Exercise: Identify and reproduce every line holding the string "Amplitude".

Figure contents as structured data:
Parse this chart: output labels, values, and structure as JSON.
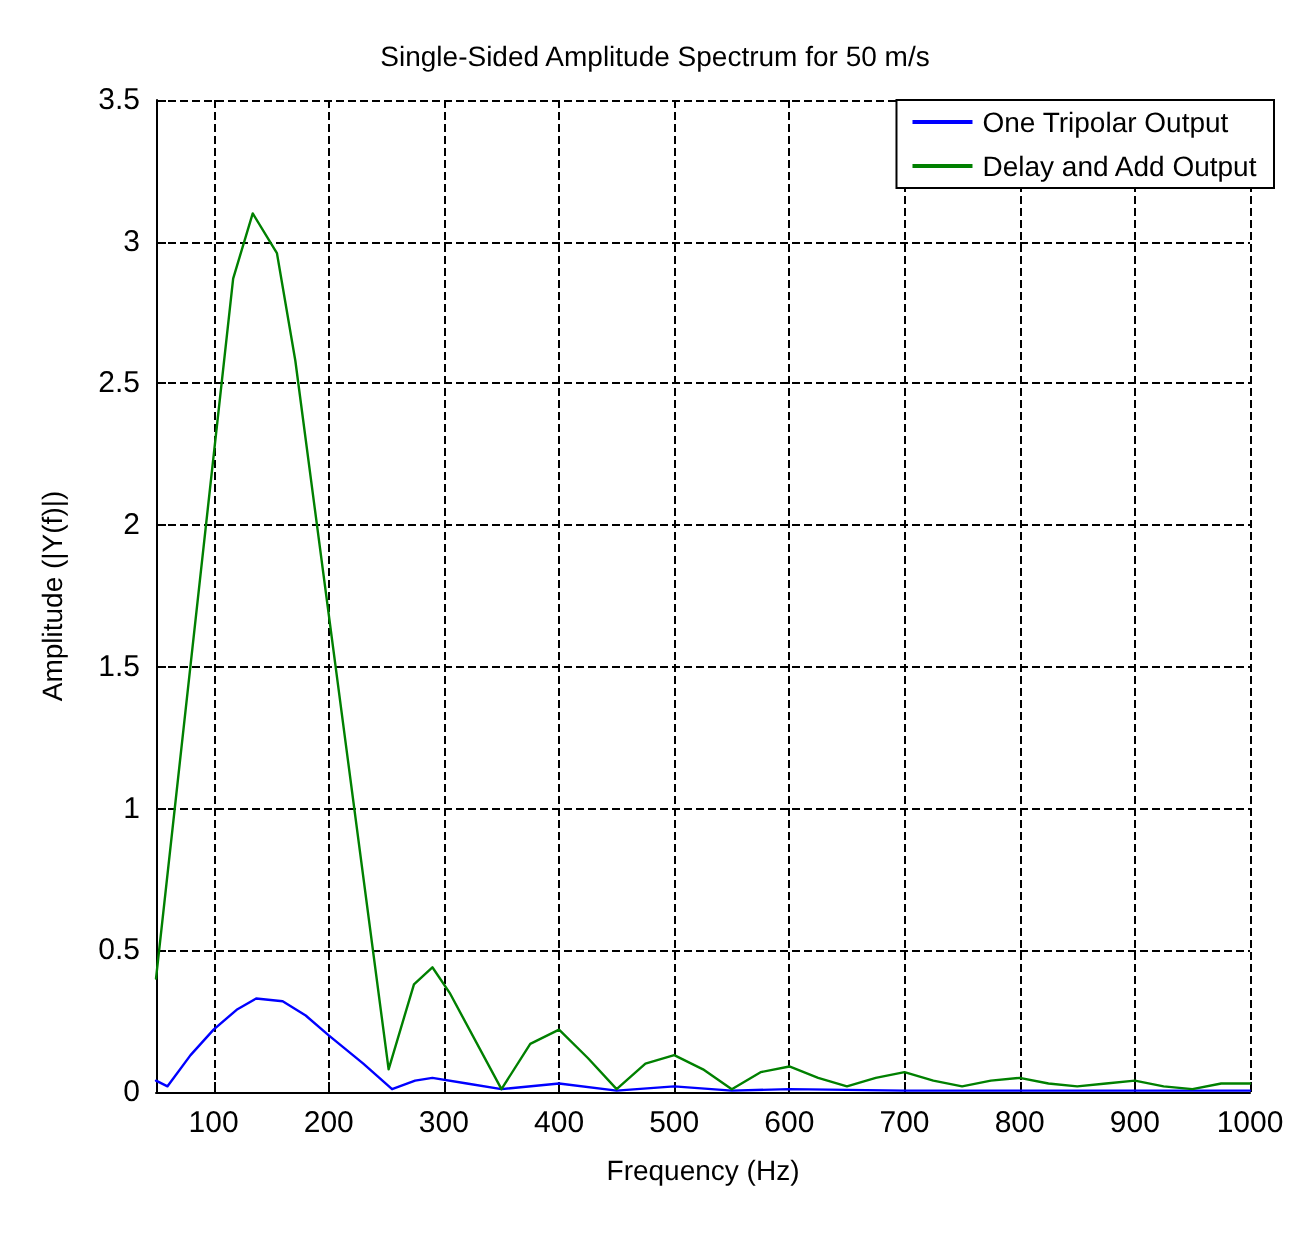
{
  "chart_data": {
    "type": "line",
    "title": "Single-Sided Amplitude Spectrum for 50 m/s",
    "xlabel": "Frequency (Hz)",
    "ylabel": "Amplitude (|Y(f)|)",
    "xlim": [
      50,
      1000
    ],
    "xticks": [
      100,
      200,
      300,
      400,
      500,
      600,
      700,
      800,
      900,
      1000
    ],
    "ylim": [
      0,
      3.5
    ],
    "yticks": [
      0,
      0.5,
      1,
      1.5,
      2,
      2.5,
      3,
      3.5
    ],
    "grid": true,
    "legend": "top right",
    "marker": "none",
    "line_style": "solid",
    "series": [
      {
        "name": "One Tripolar Output",
        "color": "#0000ff",
        "x": [
          50,
          60,
          80,
          100,
          120,
          137,
          160,
          180,
          200,
          230,
          255,
          275,
          290,
          320,
          350,
          400,
          450,
          500,
          550,
          600,
          700,
          800,
          900,
          1000
        ],
        "values": [
          0.04,
          0.02,
          0.13,
          0.22,
          0.29,
          0.33,
          0.32,
          0.27,
          0.2,
          0.1,
          0.01,
          0.04,
          0.05,
          0.03,
          0.01,
          0.03,
          0.005,
          0.02,
          0.005,
          0.01,
          0.005,
          0.005,
          0.005,
          0.005
        ]
      },
      {
        "name": "Delay and Add Output",
        "color": "#008000",
        "x": [
          50,
          117,
          134,
          155,
          171,
          252,
          274,
          290,
          305,
          350,
          375,
          400,
          425,
          450,
          475,
          500,
          525,
          550,
          575,
          600,
          625,
          650,
          675,
          700,
          725,
          750,
          775,
          800,
          825,
          850,
          875,
          900,
          925,
          950,
          975,
          1000
        ],
        "values": [
          0.4,
          2.87,
          3.1,
          2.96,
          2.58,
          0.08,
          0.38,
          0.44,
          0.35,
          0.01,
          0.17,
          0.22,
          0.12,
          0.01,
          0.1,
          0.13,
          0.08,
          0.01,
          0.07,
          0.09,
          0.05,
          0.02,
          0.05,
          0.07,
          0.04,
          0.02,
          0.04,
          0.05,
          0.03,
          0.02,
          0.03,
          0.04,
          0.02,
          0.01,
          0.03,
          0.03
        ]
      }
    ]
  }
}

Solution below:
    "title": "Single-Sided Amplitude Spectrum for 50 m/s",
    "ylabel": "Amplitude (|Y(f)|)",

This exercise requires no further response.